Exercise inputs:
<<<<

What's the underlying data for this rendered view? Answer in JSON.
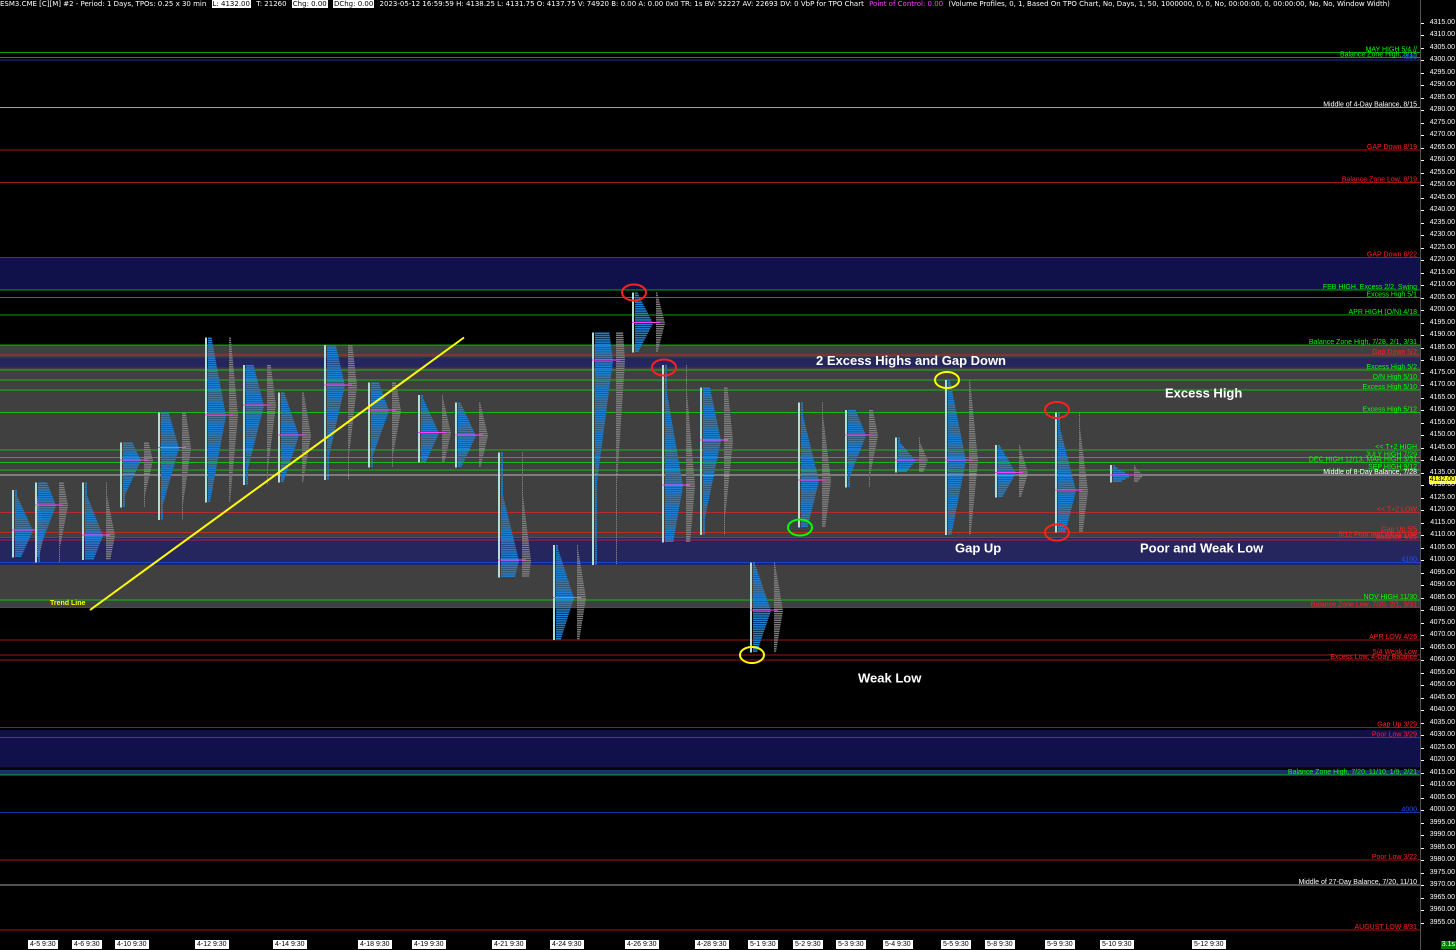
{
  "header": {
    "symbol": "ESM3.CME [C][M]  #2 - Period: 1 Days, TPOs: 0.25 x 30 min",
    "last": "L: 4132.00",
    "ticks": "T: 21260",
    "chg1": "Chg: 0.00",
    "chg2": "DChg: 0.00",
    "stats": "2023-05-12 16:59:59 H: 4138.25 L: 4131.75 O: 4137.75 V: 74920 B: 0.00 A: 0.00 0x0 TR: 1s BV: 52227 AV: 22693 DV: 0 VbP for TPO Chart",
    "poc": "Point of Control: 0.00",
    "study": "(Volume Profiles, 0, 1, Based On TPO Chart, No, Days, 1, 50, 1000000, 0, 0, No, 00:00:00, 0, 00:00:00, No, No, Window Width)"
  },
  "price_axis": {
    "current": "4132.00",
    "corner_badge": "3.1s"
  },
  "chart_data": {
    "type": "tpo-profile",
    "symbol": "ESM3.CME",
    "ylim": [
      3950,
      4320
    ],
    "y_ticks": [
      "4315.00",
      "4310.00",
      "4305.00",
      "4300.00",
      "4295.00",
      "4290.00",
      "4285.00",
      "4280.00",
      "4275.00",
      "4270.00",
      "4265.00",
      "4260.00",
      "4255.00",
      "4250.00",
      "4245.00",
      "4240.00",
      "4235.00",
      "4230.00",
      "4225.00",
      "4220.00",
      "4215.00",
      "4210.00",
      "4205.00",
      "4200.00",
      "4195.00",
      "4190.00",
      "4185.00",
      "4180.00",
      "4175.00",
      "4170.00",
      "4165.00",
      "4160.00",
      "4155.00",
      "4150.00",
      "4145.00",
      "4140.00",
      "4135.00",
      "4130.00",
      "4125.00",
      "4120.00",
      "4115.00",
      "4110.00",
      "4105.00",
      "4100.00",
      "4095.00",
      "4090.00",
      "4085.00",
      "4080.00",
      "4075.00",
      "4070.00",
      "4065.00",
      "4060.00",
      "4055.00",
      "4050.00",
      "4045.00",
      "4040.00",
      "4035.00",
      "4030.00",
      "4025.00",
      "4020.00",
      "4015.00",
      "4010.00",
      "4005.00",
      "4000.00",
      "3995.00",
      "3990.00",
      "3985.00",
      "3980.00",
      "3975.00",
      "3970.00",
      "3965.00",
      "3960.00",
      "3955.00"
    ],
    "dates": [
      "4-5  9:30",
      "4-6  9:30",
      "4-10  9:30",
      "4-12  9:30",
      "4-14  9:30",
      "4-18  9:30",
      "4-19  9:30",
      "4-21  9:30",
      "4-24  9:30",
      "4-26  9:30",
      "4-28  9:30",
      "5-1  9:30",
      "5-2  9:30",
      "5-3  9:30",
      "5-4  9:30",
      "5-5  9:30",
      "5-8  9:30",
      "5-9  9:30",
      "5-10  9:30",
      "5-12  9:30"
    ],
    "sessions": [
      {
        "low": 4101,
        "high": 4128,
        "poc": 4112
      },
      {
        "low": 4099,
        "high": 4131,
        "poc": 4122
      },
      {
        "low": 4100,
        "high": 4131,
        "poc": 4110
      },
      {
        "low": 4121,
        "high": 4147,
        "poc": 4140
      },
      {
        "low": 4116,
        "high": 4159,
        "poc": 4145
      },
      {
        "low": 4123,
        "high": 4189,
        "poc": 4158
      },
      {
        "low": 4130,
        "high": 4178,
        "poc": 4162
      },
      {
        "low": 4131,
        "high": 4167,
        "poc": 4150
      },
      {
        "low": 4132,
        "high": 4186,
        "poc": 4170
      },
      {
        "low": 4137,
        "high": 4171,
        "poc": 4160
      },
      {
        "low": 4139,
        "high": 4166,
        "poc": 4151
      },
      {
        "low": 4137,
        "high": 4163,
        "poc": 4150
      },
      {
        "low": 4093,
        "high": 4143,
        "poc": 4100
      },
      {
        "low": 4068,
        "high": 4106,
        "poc": 4085
      },
      {
        "low": 4098,
        "high": 4191,
        "poc": 4180
      },
      {
        "low": 4183,
        "high": 4207,
        "poc": 4195
      },
      {
        "low": 4107,
        "high": 4178,
        "poc": 4130
      },
      {
        "low": 4110,
        "high": 4169,
        "poc": 4148
      },
      {
        "low": 4063,
        "high": 4099,
        "poc": 4080
      },
      {
        "low": 4113,
        "high": 4163,
        "poc": 4132
      },
      {
        "low": 4129,
        "high": 4160,
        "poc": 4150
      },
      {
        "low": 4135,
        "high": 4149,
        "poc": 4140
      },
      {
        "low": 4110,
        "high": 4172,
        "poc": 4140
      },
      {
        "low": 4125,
        "high": 4146,
        "poc": 4135
      },
      {
        "low": 4111,
        "high": 4159,
        "poc": 4128
      },
      {
        "low": 4131,
        "high": 4138,
        "poc": 4134
      }
    ],
    "levels": [
      {
        "price": 4303,
        "label": "MAY HIGH 5/4 //",
        "color": "#00ff00"
      },
      {
        "price": 4301,
        "label": "Balance Zone High, 8/15",
        "color": "#00ff00"
      },
      {
        "price": 4300,
        "label": "4300",
        "color": "#2050ff"
      },
      {
        "price": 4281,
        "label": "Middle of 4-Day Balance, 8/15",
        "color": "#ffffff"
      },
      {
        "price": 4264,
        "label": "GAP Down 8/19",
        "color": "#ff2020"
      },
      {
        "price": 4251,
        "label": "Balance Zone Low, 8/19",
        "color": "#ff2020"
      },
      {
        "price": 4221,
        "label": "GAP Down 8/22",
        "color": "#ff2020"
      },
      {
        "price": 4208,
        "label": "FEB HIGH, Excess 2/2, Swing",
        "color": "#00ff00"
      },
      {
        "price": 4205,
        "label": "Excess High 5/1",
        "color": "#00ff00"
      },
      {
        "price": 4198,
        "label": "APR HIGH (O/N) 4/18",
        "color": "#00ff00"
      },
      {
        "price": 4186,
        "label": "Balance Zone High, 7/28, 2/1, 3/31",
        "color": "#00ff00"
      },
      {
        "price": 4182,
        "label": "Gap Down 5/2",
        "color": "#ff2020"
      },
      {
        "price": 4176,
        "label": "Excess High 5/2",
        "color": "#00ff00"
      },
      {
        "price": 4172,
        "label": "O/N High 5/10",
        "color": "#00ff00"
      },
      {
        "price": 4168,
        "label": "Excess High 5/10",
        "color": "#00ff00"
      },
      {
        "price": 4159,
        "label": "Excess High 5/12",
        "color": "#00ff00"
      },
      {
        "price": 4144,
        "label": "<< T+2 HIGH",
        "color": "#00ff00"
      },
      {
        "price": 4141,
        "label": "JULY HIGH 7/29",
        "color": "#00ff00"
      },
      {
        "price": 4139,
        "label": "DEC HIGH 12/13, MAR HIGH 3/31",
        "color": "#00ff00"
      },
      {
        "price": 4136,
        "label": "SEP HIGH 9/12",
        "color": "#00ff00"
      },
      {
        "price": 4134,
        "label": "Middle of 8-Day Balance, 7/28",
        "color": "#ffffff"
      },
      {
        "price": 4119,
        "label": "<< T+2 LOW",
        "color": "#ff2020"
      },
      {
        "price": 4111,
        "label": "Gap Up 5/5",
        "color": "#ff2020"
      },
      {
        "price": 4109,
        "label": "5/12 Poor and Weak Low",
        "color": "#ff2020"
      },
      {
        "price": 4108,
        "label": "Balance 4/25",
        "color": "#ff2020"
      },
      {
        "price": 4099,
        "label": "4100",
        "color": "#2050ff"
      },
      {
        "price": 4084,
        "label": "NOV HIGH 11/30",
        "color": "#00ff00"
      },
      {
        "price": 4081,
        "label": "Balance Zone Low, 7/20, 2/1, 3/31",
        "color": "#ff2020"
      },
      {
        "price": 4068,
        "label": "APR LOW 4/26",
        "color": "#ff2020"
      },
      {
        "price": 4062,
        "label": "5/4 Weak Low",
        "color": "#ff2020"
      },
      {
        "price": 4060,
        "label": "Excess Low, 4-Day Balance",
        "color": "#ff2020"
      },
      {
        "price": 4033,
        "label": "Gap Up 3/29",
        "color": "#ff2020"
      },
      {
        "price": 4029,
        "label": "Poor Low 3/29",
        "color": "#ff2020"
      },
      {
        "price": 4014,
        "label": "Balance Zone High, 7/20, 11/10, 1/9, 2/21",
        "color": "#00ff00"
      },
      {
        "price": 3999,
        "label": "4000",
        "color": "#2050ff"
      },
      {
        "price": 3980,
        "label": "Poor Low 3/22",
        "color": "#ff2020"
      },
      {
        "price": 3970,
        "label": "Middle of 27-Day Balance, 7/20, 11/10",
        "color": "#ffffff"
      },
      {
        "price": 3952,
        "label": "AUGUST LOW 8/31",
        "color": "#ff2020"
      }
    ],
    "zones": [
      {
        "from": 4208,
        "to": 4221,
        "color": "#10104a"
      },
      {
        "from": 4017,
        "to": 4032,
        "color": "#10104a"
      },
      {
        "from": 4014,
        "to": 4016,
        "color": "#1c2f6a"
      },
      {
        "from": 4098,
        "to": 4109,
        "color": "#26265e"
      },
      {
        "from": 4177,
        "to": 4181,
        "color": "#26265e"
      }
    ],
    "annotations": [
      {
        "text": "2 Excess Highs and Gap Down",
        "price": 4178
      },
      {
        "text": "Excess High",
        "price": 4165
      },
      {
        "text": "Gap Up",
        "price": 4103
      },
      {
        "text": "Poor and Weak Low",
        "price": 4103
      },
      {
        "text": "Weak Low",
        "price": 4051
      },
      {
        "text": "Trend Line",
        "price": 4082
      }
    ],
    "markers": [
      {
        "session": 15,
        "price": 4207,
        "color": "#ff2020"
      },
      {
        "session": 16,
        "price": 4177,
        "color": "#ff2020"
      },
      {
        "session": 18,
        "price": 4062,
        "color": "#ffff00"
      },
      {
        "session": 19,
        "price": 4113,
        "color": "#00ff00"
      },
      {
        "session": 22,
        "price": 4172,
        "color": "#ffff00"
      },
      {
        "session": 24,
        "price": 4160,
        "color": "#ff2020"
      },
      {
        "session": 24,
        "price": 4111,
        "color": "#ff2020"
      }
    ],
    "trendline": {
      "from": {
        "session": 1,
        "price": 4080
      },
      "to": {
        "session": 8,
        "price": 4189
      },
      "color": "#ffff00"
    }
  }
}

>>>>

Return only the number of lines in the data that contain "Days".

Response to this task:
2